(Exercise)
Your task is to filter the data below down to the lines holding "entities".

++++ Data for this exercise ++++

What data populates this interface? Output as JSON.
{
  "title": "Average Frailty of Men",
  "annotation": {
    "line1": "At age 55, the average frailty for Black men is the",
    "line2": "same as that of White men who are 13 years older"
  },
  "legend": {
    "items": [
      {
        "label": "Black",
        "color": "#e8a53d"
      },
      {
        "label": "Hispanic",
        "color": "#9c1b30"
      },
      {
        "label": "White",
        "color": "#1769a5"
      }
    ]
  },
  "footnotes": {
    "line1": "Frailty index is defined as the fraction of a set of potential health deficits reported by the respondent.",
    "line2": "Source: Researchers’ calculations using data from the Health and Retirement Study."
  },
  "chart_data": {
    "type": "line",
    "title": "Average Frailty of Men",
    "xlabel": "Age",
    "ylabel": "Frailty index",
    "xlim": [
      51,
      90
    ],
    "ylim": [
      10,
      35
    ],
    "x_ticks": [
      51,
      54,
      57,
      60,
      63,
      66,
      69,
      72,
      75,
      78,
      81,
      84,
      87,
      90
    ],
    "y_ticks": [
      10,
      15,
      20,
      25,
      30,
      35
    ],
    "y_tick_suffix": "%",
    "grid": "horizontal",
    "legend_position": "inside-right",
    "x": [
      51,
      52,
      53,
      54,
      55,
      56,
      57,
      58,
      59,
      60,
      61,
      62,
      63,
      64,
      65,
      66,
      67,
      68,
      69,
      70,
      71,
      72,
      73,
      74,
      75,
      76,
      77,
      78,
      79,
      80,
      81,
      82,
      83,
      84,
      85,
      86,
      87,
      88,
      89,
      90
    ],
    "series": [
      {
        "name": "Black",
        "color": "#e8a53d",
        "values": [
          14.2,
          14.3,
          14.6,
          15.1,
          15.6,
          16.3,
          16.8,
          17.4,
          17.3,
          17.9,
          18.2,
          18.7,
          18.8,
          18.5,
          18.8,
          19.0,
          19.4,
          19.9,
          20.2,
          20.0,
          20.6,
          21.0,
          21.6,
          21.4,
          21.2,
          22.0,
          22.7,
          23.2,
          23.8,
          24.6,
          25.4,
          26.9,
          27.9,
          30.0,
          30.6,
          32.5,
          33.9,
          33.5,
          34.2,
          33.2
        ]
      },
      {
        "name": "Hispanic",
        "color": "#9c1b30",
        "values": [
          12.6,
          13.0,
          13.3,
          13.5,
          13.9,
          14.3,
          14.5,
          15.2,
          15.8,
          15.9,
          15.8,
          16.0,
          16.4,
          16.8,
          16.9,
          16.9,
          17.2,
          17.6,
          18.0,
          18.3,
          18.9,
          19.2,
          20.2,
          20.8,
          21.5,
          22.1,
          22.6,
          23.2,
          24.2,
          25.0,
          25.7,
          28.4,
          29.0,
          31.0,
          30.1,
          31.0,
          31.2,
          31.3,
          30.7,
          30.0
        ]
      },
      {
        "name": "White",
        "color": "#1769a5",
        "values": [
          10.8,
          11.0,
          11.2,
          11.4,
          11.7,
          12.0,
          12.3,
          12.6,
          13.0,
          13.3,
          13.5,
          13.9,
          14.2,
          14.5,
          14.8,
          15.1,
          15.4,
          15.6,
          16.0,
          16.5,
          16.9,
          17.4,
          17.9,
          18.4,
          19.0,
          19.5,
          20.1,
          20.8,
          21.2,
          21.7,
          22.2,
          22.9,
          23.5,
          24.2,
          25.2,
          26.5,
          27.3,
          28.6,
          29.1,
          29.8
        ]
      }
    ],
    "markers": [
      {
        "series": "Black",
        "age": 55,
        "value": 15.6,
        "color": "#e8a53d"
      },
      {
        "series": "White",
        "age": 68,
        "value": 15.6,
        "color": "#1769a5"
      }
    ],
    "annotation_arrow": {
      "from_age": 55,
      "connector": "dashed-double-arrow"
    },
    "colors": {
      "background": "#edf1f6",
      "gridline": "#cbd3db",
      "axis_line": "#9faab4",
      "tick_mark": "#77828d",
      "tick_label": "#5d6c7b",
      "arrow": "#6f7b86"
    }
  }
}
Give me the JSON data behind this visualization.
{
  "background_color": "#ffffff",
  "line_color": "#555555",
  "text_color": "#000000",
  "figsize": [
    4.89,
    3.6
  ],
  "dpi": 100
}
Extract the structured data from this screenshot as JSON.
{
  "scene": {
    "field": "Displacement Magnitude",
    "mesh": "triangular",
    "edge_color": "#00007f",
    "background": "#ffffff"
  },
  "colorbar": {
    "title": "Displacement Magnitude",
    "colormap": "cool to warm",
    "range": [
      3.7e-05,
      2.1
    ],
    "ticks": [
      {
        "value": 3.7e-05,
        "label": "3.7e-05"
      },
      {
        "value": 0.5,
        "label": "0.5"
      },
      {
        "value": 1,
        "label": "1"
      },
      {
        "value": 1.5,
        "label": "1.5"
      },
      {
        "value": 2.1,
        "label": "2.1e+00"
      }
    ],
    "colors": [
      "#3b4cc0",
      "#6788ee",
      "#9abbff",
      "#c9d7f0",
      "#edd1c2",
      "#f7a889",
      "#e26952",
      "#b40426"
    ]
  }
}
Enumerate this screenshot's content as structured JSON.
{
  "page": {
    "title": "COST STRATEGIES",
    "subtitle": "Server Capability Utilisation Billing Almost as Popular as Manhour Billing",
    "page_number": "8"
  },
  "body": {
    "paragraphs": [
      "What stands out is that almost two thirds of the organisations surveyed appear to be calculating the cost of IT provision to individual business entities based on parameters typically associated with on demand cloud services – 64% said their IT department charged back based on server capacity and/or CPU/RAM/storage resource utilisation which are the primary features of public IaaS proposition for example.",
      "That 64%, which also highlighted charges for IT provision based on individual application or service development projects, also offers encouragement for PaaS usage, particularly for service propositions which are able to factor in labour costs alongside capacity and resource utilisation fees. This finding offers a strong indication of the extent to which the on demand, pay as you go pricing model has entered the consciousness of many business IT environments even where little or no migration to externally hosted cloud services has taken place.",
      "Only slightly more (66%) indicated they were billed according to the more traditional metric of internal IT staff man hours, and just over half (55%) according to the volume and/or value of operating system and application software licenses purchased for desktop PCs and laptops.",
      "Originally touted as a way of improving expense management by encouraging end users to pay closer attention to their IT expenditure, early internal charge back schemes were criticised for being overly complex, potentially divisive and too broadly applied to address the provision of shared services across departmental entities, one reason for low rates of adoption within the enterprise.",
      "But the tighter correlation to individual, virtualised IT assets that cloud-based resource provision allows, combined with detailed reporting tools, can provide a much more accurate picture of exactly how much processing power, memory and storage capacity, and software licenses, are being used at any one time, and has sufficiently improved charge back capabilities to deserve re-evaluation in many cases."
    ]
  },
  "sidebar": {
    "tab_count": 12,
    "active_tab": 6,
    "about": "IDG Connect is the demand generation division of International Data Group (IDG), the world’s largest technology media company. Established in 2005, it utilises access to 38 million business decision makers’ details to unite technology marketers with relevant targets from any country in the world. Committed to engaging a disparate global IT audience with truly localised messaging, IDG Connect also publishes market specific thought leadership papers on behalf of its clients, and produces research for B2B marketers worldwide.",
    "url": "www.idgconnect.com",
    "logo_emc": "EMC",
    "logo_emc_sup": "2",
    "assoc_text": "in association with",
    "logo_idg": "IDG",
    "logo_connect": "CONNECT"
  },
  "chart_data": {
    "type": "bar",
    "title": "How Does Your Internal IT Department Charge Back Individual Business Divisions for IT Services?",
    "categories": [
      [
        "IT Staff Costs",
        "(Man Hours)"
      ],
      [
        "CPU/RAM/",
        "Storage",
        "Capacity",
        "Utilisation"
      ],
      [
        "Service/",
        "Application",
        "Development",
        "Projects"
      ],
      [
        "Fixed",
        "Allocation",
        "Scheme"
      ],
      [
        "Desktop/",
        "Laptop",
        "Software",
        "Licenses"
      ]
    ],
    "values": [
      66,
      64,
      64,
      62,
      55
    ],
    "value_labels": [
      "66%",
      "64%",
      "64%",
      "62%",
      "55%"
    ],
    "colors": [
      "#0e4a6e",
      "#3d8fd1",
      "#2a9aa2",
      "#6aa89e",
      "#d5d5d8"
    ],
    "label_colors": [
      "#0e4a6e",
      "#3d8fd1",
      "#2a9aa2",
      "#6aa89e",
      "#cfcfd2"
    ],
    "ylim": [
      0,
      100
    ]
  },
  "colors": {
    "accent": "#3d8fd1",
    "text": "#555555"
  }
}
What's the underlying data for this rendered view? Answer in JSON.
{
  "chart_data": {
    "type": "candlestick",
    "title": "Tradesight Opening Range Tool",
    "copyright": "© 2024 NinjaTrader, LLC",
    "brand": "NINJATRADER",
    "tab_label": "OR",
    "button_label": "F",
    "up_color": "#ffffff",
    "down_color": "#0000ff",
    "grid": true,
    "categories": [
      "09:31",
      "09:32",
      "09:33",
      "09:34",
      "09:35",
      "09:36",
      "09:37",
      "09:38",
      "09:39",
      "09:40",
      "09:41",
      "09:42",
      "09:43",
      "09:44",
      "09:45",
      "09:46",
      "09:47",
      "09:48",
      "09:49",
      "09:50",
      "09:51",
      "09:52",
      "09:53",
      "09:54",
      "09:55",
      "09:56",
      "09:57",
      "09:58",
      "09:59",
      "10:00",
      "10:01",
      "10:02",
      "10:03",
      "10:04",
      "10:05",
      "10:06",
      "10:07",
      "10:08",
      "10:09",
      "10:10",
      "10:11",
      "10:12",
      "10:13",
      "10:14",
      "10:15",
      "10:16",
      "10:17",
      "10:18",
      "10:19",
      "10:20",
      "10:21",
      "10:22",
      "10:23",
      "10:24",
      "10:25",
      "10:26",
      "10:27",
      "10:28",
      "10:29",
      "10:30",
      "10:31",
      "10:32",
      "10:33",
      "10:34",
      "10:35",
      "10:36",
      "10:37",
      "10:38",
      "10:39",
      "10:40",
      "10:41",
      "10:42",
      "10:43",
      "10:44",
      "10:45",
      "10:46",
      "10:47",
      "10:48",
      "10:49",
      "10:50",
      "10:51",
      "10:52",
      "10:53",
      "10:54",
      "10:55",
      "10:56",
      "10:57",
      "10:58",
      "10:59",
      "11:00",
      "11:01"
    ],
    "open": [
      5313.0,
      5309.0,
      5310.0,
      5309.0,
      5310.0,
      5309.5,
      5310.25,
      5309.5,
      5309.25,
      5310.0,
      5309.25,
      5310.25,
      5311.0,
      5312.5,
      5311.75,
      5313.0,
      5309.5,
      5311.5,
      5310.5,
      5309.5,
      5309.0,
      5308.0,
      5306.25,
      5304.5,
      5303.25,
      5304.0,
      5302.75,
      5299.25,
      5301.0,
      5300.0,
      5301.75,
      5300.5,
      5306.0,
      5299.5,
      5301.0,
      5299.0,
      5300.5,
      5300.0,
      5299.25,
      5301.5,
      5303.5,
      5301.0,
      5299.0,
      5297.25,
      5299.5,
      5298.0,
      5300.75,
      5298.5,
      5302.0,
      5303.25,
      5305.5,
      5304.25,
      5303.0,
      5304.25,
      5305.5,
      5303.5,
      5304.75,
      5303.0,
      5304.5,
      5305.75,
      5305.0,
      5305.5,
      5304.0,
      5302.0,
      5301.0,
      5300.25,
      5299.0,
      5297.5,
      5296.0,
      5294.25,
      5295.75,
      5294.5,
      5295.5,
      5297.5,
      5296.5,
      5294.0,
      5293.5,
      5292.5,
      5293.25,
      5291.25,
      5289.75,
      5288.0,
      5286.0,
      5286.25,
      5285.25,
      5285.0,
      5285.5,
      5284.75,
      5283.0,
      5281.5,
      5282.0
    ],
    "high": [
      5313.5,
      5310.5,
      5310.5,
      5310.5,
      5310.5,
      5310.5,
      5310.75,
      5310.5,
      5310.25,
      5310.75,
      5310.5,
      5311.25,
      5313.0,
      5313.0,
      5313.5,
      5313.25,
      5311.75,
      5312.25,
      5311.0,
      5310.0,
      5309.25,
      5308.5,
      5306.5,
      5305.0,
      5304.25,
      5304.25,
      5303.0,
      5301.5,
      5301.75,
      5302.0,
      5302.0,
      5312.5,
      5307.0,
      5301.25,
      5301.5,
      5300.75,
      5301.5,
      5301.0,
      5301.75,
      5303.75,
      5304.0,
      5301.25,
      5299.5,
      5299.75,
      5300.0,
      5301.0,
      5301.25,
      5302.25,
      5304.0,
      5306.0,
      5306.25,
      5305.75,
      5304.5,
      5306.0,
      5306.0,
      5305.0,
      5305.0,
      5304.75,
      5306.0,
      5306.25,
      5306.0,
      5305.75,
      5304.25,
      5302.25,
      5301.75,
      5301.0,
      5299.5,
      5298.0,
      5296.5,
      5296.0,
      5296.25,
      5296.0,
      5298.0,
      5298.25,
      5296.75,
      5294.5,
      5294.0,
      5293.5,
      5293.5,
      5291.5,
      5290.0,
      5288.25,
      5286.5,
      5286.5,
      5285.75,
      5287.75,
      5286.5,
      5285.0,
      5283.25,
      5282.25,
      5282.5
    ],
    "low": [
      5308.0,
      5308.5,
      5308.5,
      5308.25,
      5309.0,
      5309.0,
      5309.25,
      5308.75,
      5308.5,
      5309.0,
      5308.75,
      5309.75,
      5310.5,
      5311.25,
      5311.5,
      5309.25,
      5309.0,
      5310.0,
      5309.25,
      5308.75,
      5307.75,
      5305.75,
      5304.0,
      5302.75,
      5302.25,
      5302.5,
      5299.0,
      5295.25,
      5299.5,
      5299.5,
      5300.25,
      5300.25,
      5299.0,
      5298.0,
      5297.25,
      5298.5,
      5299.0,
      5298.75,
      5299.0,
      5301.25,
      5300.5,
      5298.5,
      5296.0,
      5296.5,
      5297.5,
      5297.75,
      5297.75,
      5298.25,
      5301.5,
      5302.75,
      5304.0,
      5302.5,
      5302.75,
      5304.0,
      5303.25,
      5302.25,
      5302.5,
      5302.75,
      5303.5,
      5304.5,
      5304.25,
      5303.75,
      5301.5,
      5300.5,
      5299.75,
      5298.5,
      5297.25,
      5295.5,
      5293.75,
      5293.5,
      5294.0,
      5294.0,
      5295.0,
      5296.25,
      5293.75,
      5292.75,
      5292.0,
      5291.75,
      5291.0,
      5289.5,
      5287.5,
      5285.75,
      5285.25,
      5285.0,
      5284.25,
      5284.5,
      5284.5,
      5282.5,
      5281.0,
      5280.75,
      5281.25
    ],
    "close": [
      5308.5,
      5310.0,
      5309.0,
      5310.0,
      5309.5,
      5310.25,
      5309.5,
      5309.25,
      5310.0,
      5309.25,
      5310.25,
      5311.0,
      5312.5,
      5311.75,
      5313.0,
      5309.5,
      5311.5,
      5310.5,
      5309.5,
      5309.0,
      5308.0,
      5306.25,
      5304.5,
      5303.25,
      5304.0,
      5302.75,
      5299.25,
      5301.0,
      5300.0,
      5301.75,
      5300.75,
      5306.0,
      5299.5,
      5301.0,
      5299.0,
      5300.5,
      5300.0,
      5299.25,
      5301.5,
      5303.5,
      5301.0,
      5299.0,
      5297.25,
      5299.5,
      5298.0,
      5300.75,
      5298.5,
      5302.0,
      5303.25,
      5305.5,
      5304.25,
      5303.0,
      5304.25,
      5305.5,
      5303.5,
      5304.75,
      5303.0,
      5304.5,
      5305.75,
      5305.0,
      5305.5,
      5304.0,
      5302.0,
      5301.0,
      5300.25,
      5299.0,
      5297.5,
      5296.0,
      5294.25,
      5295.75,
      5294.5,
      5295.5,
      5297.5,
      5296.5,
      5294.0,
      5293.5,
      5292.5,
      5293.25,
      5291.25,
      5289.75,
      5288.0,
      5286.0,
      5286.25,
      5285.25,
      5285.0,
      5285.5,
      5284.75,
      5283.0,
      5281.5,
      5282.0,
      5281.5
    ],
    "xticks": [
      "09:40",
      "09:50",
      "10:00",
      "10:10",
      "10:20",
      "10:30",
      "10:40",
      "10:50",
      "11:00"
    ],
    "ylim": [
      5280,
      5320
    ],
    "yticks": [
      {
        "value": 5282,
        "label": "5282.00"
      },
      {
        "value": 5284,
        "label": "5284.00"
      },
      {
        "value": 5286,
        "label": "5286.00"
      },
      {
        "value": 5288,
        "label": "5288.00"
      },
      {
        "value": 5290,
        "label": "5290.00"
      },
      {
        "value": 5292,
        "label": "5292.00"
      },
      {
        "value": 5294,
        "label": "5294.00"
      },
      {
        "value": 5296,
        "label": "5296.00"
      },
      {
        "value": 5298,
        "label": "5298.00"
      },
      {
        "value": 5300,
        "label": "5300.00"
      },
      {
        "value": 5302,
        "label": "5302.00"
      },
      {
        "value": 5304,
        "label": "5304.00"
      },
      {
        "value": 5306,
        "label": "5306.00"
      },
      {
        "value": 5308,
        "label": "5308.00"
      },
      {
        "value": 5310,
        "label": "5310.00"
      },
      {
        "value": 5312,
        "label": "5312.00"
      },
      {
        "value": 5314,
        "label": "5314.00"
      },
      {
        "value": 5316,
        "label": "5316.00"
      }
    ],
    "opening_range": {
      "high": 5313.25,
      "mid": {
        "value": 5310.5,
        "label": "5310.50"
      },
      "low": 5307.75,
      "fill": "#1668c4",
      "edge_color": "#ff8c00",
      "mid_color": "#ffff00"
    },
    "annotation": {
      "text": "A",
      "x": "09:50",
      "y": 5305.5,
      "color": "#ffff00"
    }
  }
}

++++

(Answer to this exercise)
      "What stands out is that almost two thirds of the organisations surveyed appear to be calculating the cost of IT provision to individual business entities based on parameters typically associated with on demand cloud services – 64% said their IT department charged back based on server capacity and/or CPU/RAM/storage resource utilisation which are the primary features of public IaaS proposition for example.",
      "Originally touted as a way of improving expense management by encouraging end users to pay closer attention to their IT expenditure, early internal charge back schemes were criticised for being overly complex, potentially divisive and too broadly applied to address the provision of shared services across departmental entities, one reason for low rates of adoption within the enterprise.",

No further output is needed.